*EXERCISE:*
Write out the records again, exactly, leaving none out.

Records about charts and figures
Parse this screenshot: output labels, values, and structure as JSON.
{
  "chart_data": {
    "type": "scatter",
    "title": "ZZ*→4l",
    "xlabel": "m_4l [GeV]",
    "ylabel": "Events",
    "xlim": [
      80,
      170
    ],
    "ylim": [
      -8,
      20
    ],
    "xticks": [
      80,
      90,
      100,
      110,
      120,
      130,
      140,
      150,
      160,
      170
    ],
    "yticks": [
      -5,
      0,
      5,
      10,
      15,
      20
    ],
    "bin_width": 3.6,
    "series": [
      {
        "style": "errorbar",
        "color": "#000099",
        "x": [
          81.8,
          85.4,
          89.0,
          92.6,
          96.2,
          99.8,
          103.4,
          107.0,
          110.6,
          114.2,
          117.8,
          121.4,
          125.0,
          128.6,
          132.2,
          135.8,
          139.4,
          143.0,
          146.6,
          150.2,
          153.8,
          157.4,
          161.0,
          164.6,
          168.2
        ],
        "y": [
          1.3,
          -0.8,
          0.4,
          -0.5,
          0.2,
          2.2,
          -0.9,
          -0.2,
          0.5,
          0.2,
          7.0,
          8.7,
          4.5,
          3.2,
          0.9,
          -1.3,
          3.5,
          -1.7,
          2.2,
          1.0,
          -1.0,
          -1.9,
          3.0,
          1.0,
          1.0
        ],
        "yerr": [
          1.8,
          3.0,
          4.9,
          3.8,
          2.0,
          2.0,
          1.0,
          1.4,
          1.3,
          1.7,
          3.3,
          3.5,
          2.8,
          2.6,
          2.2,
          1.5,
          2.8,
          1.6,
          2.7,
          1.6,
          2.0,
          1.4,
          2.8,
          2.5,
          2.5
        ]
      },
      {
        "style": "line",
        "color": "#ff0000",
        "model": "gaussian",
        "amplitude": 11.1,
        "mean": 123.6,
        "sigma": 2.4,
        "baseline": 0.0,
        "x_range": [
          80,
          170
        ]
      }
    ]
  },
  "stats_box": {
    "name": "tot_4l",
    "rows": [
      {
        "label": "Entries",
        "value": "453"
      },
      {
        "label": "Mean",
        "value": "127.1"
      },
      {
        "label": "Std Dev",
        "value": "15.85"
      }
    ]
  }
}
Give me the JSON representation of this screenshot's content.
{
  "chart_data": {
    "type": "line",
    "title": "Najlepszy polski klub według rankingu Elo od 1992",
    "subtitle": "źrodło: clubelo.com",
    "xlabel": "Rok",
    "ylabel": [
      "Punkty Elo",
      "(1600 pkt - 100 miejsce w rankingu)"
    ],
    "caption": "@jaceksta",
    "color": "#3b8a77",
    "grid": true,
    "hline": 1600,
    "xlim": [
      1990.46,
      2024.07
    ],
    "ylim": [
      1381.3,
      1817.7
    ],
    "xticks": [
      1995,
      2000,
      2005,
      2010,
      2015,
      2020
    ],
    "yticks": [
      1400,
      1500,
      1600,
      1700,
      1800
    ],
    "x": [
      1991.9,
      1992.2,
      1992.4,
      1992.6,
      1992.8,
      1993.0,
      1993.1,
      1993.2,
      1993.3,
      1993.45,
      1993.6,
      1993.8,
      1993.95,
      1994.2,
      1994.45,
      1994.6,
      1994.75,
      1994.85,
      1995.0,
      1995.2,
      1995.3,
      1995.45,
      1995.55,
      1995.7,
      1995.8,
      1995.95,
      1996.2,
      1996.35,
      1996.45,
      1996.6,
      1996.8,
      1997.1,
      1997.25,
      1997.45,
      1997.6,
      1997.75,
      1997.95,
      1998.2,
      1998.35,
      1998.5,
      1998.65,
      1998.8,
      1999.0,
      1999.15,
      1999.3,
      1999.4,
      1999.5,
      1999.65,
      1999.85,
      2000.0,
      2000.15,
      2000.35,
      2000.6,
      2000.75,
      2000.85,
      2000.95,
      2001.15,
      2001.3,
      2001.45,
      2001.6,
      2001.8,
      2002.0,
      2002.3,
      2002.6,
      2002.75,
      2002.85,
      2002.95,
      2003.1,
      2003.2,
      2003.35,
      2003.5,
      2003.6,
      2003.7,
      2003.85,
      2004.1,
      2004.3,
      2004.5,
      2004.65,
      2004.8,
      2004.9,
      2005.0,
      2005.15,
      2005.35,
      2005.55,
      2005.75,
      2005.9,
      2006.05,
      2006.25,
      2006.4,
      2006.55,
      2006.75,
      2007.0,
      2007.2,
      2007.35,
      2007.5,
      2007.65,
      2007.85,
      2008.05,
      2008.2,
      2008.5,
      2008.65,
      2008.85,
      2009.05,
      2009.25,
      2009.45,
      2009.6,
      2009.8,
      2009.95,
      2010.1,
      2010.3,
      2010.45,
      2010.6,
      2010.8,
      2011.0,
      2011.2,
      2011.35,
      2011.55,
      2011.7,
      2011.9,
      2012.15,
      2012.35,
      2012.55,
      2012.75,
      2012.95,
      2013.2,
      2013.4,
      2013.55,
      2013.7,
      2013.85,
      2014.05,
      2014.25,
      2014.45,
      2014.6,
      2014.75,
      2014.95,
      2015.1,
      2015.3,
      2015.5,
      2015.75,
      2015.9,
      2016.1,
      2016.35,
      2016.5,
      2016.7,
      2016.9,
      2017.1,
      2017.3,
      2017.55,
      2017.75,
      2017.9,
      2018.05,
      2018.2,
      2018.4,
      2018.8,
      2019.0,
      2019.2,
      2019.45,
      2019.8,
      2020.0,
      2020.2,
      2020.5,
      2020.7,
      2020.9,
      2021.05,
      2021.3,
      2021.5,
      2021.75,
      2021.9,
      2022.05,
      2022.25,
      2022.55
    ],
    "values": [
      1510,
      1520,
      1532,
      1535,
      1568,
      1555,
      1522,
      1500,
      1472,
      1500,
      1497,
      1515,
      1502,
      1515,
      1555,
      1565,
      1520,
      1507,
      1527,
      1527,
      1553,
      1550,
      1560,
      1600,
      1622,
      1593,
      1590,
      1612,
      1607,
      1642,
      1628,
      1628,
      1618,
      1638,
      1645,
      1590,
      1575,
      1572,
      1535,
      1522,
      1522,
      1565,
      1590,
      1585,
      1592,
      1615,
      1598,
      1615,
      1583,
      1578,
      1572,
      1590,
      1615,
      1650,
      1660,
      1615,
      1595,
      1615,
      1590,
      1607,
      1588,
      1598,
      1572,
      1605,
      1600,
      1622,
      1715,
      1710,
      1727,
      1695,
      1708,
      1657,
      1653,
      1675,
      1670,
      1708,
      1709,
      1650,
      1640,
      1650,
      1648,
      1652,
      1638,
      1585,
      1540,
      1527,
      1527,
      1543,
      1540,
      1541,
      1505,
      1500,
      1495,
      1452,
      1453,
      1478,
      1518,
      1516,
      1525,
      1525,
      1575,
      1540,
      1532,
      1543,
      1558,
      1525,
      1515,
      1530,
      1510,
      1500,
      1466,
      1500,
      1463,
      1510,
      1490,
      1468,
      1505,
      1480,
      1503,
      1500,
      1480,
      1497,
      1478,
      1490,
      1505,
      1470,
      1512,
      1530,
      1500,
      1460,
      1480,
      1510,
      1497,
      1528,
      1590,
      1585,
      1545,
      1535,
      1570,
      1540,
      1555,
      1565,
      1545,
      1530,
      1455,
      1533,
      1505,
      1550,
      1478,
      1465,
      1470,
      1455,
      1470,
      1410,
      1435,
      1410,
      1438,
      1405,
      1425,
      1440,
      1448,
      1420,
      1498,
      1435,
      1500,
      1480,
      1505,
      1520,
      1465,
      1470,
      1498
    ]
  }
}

*THE OUTPUT:*
Parse this screenshot: output labels, values, and structure as JSON.
{
  "chart_data": {
    "type": "scatter",
    "title": "ZZ*→4l",
    "xlabel": "m_4l [GeV]",
    "ylabel": "Events",
    "xlim": [
      80,
      170
    ],
    "ylim": [
      -8,
      20
    ],
    "xticks": [
      80,
      90,
      100,
      110,
      120,
      130,
      140,
      150,
      160,
      170
    ],
    "yticks": [
      -5,
      0,
      5,
      10,
      15,
      20
    ],
    "bin_width": 3.6,
    "series": [
      {
        "style": "errorbar",
        "color": "#000099",
        "x": [
          81.8,
          85.4,
          89.0,
          92.6,
          96.2,
          99.8,
          103.4,
          107.0,
          110.6,
          114.2,
          117.8,
          121.4,
          125.0,
          128.6,
          132.2,
          135.8,
          139.4,
          143.0,
          146.6,
          150.2,
          153.8,
          157.4,
          161.0,
          164.6,
          168.2
        ],
        "y": [
          1.3,
          -0.8,
          0.4,
          -0.5,
          0.2,
          2.2,
          -0.9,
          -0.2,
          0.5,
          0.2,
          7.0,
          8.7,
          4.5,
          3.2,
          0.9,
          -1.3,
          3.5,
          -1.7,
          2.2,
          1.0,
          -1.0,
          -1.9,
          3.0,
          1.0,
          1.0
        ],
        "yerr": [
          1.8,
          3.0,
          4.9,
          3.8,
          2.0,
          2.0,
          1.0,
          1.4,
          1.3,
          1.7,
          3.3,
          3.5,
          2.8,
          2.6,
          2.2,
          1.5,
          2.8,
          1.6,
          2.7,
          1.6,
          2.0,
          1.4,
          2.8,
          2.5,
          2.5
        ]
      },
      {
        "style": "line",
        "color": "#ff0000",
        "model": "gaussian",
        "amplitude": 11.1,
        "mean": 123.6,
        "sigma": 2.4,
        "baseline": 0.0,
        "x_range": [
          80,
          170
        ]
      }
    ]
  },
  "stats_box": {
    "name": "tot_4l",
    "rows": [
      {
        "label": "Entries",
        "value": "453"
      },
      {
        "label": "Mean",
        "value": "127.1"
      },
      {
        "label": "Std Dev",
        "value": "15.85"
      }
    ]
  }
}
Give me the JSON representation of this screenshot's content.
{
  "chart_data": {
    "type": "line",
    "title": "Najlepszy polski klub według rankingu Elo od 1992",
    "subtitle": "źrodło: clubelo.com",
    "xlabel": "Rok",
    "ylabel": [
      "Punkty Elo",
      "(1600 pkt - 100 miejsce w rankingu)"
    ],
    "caption": "@jaceksta",
    "color": "#3b8a77",
    "grid": true,
    "hline": 1600,
    "xlim": [
      1990.46,
      2024.07
    ],
    "ylim": [
      1381.3,
      1817.7
    ],
    "xticks": [
      1995,
      2000,
      2005,
      2010,
      2015,
      2020
    ],
    "yticks": [
      1400,
      1500,
      1600,
      1700,
      1800
    ],
    "x": [
      1991.9,
      1992.2,
      1992.4,
      1992.6,
      1992.8,
      1993.0,
      1993.1,
      1993.2,
      1993.3,
      1993.45,
      1993.6,
      1993.8,
      1993.95,
      1994.2,
      1994.45,
      1994.6,
      1994.75,
      1994.85,
      1995.0,
      1995.2,
      1995.3,
      1995.45,
      1995.55,
      1995.7,
      1995.8,
      1995.95,
      1996.2,
      1996.35,
      1996.45,
      1996.6,
      1996.8,
      1997.1,
      1997.25,
      1997.45,
      1997.6,
      1997.75,
      1997.95,
      1998.2,
      1998.35,
      1998.5,
      1998.65,
      1998.8,
      1999.0,
      1999.15,
      1999.3,
      1999.4,
      1999.5,
      1999.65,
      1999.85,
      2000.0,
      2000.15,
      2000.35,
      2000.6,
      2000.75,
      2000.85,
      2000.95,
      2001.15,
      2001.3,
      2001.45,
      2001.6,
      2001.8,
      2002.0,
      2002.3,
      2002.6,
      2002.75,
      2002.85,
      2002.95,
      2003.1,
      2003.2,
      2003.35,
      2003.5,
      2003.6,
      2003.7,
      2003.85,
      2004.1,
      2004.3,
      2004.5,
      2004.65,
      2004.8,
      2004.9,
      2005.0,
      2005.15,
      2005.35,
      2005.55,
      2005.75,
      2005.9,
      2006.05,
      2006.25,
      2006.4,
      2006.55,
      2006.75,
      2007.0,
      2007.2,
      2007.35,
      2007.5,
      2007.65,
      2007.85,
      2008.05,
      2008.2,
      2008.5,
      2008.65,
      2008.85,
      2009.05,
      2009.25,
      2009.45,
      2009.6,
      2009.8,
      2009.95,
      2010.1,
      2010.3,
      2010.45,
      2010.6,
      2010.8,
      2011.0,
      2011.2,
      2011.35,
      2011.55,
      2011.7,
      2011.9,
      2012.15,
      2012.35,
      2012.55,
      2012.75,
      2012.95,
      2013.2,
      2013.4,
      2013.55,
      2013.7,
      2013.85,
      2014.05,
      2014.25,
      2014.45,
      2014.6,
      2014.75,
      2014.95,
      2015.1,
      2015.3,
      2015.5,
      2015.75,
      2015.9,
      2016.1,
      2016.35,
      2016.5,
      2016.7,
      2016.9,
      2017.1,
      2017.3,
      2017.55,
      2017.75,
      2017.9,
      2018.05,
      2018.2,
      2018.4,
      2018.8,
      2019.0,
      2019.2,
      2019.45,
      2019.8,
      2020.0,
      2020.2,
      2020.5,
      2020.7,
      2020.9,
      2021.05,
      2021.3,
      2021.5,
      2021.75,
      2021.9,
      2022.05,
      2022.25,
      2022.55
    ],
    "values": [
      1510,
      1520,
      1532,
      1535,
      1568,
      1555,
      1522,
      1500,
      1472,
      1500,
      1497,
      1515,
      1502,
      1515,
      1555,
      1565,
      1520,
      1507,
      1527,
      1527,
      1553,
      1550,
      1560,
      1600,
      1622,
      1593,
      1590,
      1612,
      1607,
      1642,
      1628,
      1628,
      1618,
      1638,
      1645,
      1590,
      1575,
      1572,
      1535,
      1522,
      1522,
      1565,
      1590,
      1585,
      1592,
      1615,
      1598,
      1615,
      1583,
      1578,
      1572,
      1590,
      1615,
      1650,
      1660,
      1615,
      1595,
      1615,
      1590,
      1607,
      1588,
      1598,
      1572,
      1605,
      1600,
      1622,
      1715,
      1710,
      1727,
      1695,
      1708,
      1657,
      1653,
      1675,
      1670,
      1708,
      1709,
      1650,
      1640,
      1650,
      1648,
      1652,
      1638,
      1585,
      1540,
      1527,
      1527,
      1543,
      1540,
      1541,
      1505,
      1500,
      1495,
      1452,
      1453,
      1478,
      1518,
      1516,
      1525,
      1525,
      1575,
      1540,
      1532,
      1543,
      1558,
      1525,
      1515,
      1530,
      1510,
      1500,
      1466,
      1500,
      1463,
      1510,
      1490,
      1468,
      1505,
      1480,
      1503,
      1500,
      1480,
      1497,
      1478,
      1490,
      1505,
      1470,
      1512,
      1530,
      1500,
      1460,
      1480,
      1510,
      1497,
      1528,
      1590,
      1585,
      1545,
      1535,
      1570,
      1540,
      1555,
      1565,
      1545,
      1530,
      1455,
      1533,
      1505,
      1550,
      1478,
      1465,
      1470,
      1455,
      1470,
      1410,
      1435,
      1410,
      1438,
      1405,
      1425,
      1440,
      1448,
      1420,
      1498,
      1435,
      1500,
      1480,
      1505,
      1520,
      1465,
      1470,
      1498
    ]
  }
}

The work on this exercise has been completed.